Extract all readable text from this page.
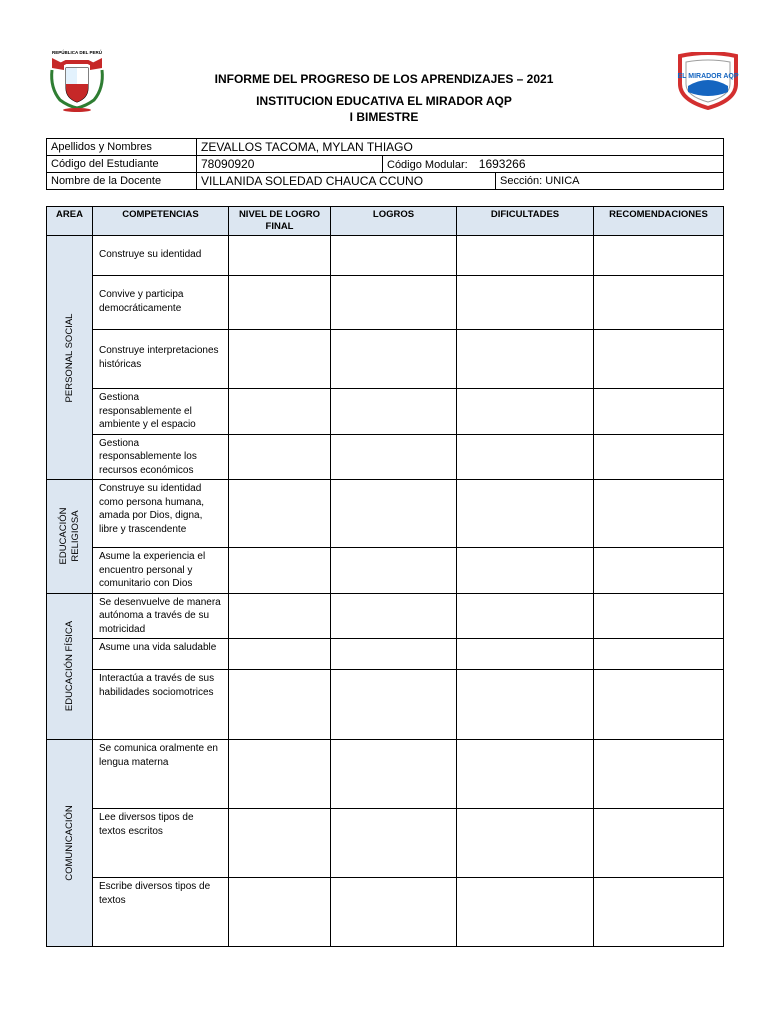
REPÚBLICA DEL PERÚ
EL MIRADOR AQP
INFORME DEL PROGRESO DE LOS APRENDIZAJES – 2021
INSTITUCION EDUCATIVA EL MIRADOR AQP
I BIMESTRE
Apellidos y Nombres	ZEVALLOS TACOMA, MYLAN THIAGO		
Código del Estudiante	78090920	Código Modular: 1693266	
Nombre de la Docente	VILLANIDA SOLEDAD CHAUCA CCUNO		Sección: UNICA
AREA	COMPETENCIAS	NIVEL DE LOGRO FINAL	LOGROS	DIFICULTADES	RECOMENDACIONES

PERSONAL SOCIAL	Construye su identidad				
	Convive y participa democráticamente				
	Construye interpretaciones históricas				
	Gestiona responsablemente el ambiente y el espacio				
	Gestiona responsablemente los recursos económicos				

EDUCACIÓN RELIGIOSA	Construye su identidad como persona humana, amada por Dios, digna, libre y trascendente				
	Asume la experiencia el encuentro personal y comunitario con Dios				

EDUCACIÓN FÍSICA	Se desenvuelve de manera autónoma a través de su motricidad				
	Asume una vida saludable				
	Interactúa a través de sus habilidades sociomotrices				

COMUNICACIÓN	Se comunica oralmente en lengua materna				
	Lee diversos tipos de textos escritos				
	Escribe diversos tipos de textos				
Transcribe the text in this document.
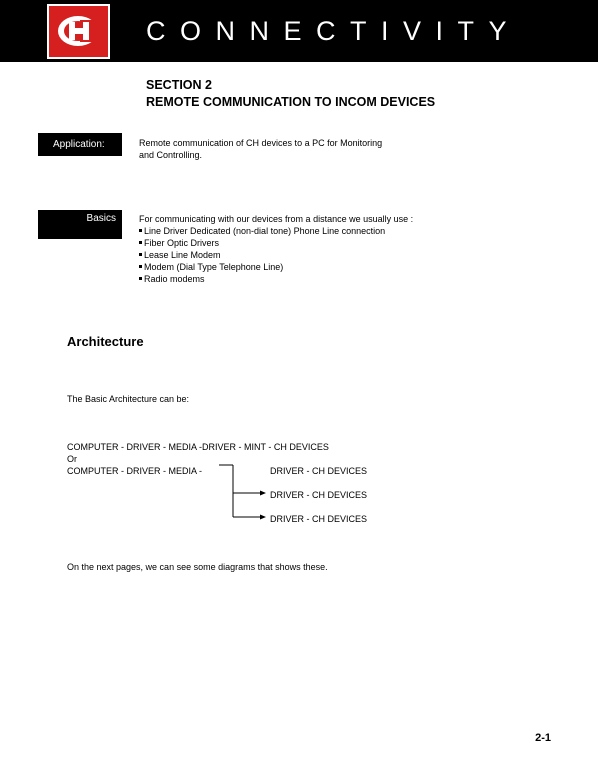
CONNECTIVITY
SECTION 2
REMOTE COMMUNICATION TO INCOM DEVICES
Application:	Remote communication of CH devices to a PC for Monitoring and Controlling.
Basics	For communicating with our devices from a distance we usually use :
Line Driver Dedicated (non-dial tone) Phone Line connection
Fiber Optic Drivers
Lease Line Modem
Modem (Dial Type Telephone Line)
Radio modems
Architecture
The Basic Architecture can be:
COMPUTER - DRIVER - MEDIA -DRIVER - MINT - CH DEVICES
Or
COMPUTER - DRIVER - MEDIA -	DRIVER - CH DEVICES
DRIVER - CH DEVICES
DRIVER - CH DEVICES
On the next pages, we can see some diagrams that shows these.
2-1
══════════
## What is being asked
Go through the records and gather the lines that hold "this".

## Final result
Extract all readable text from this page.
Transcribe the text in this document.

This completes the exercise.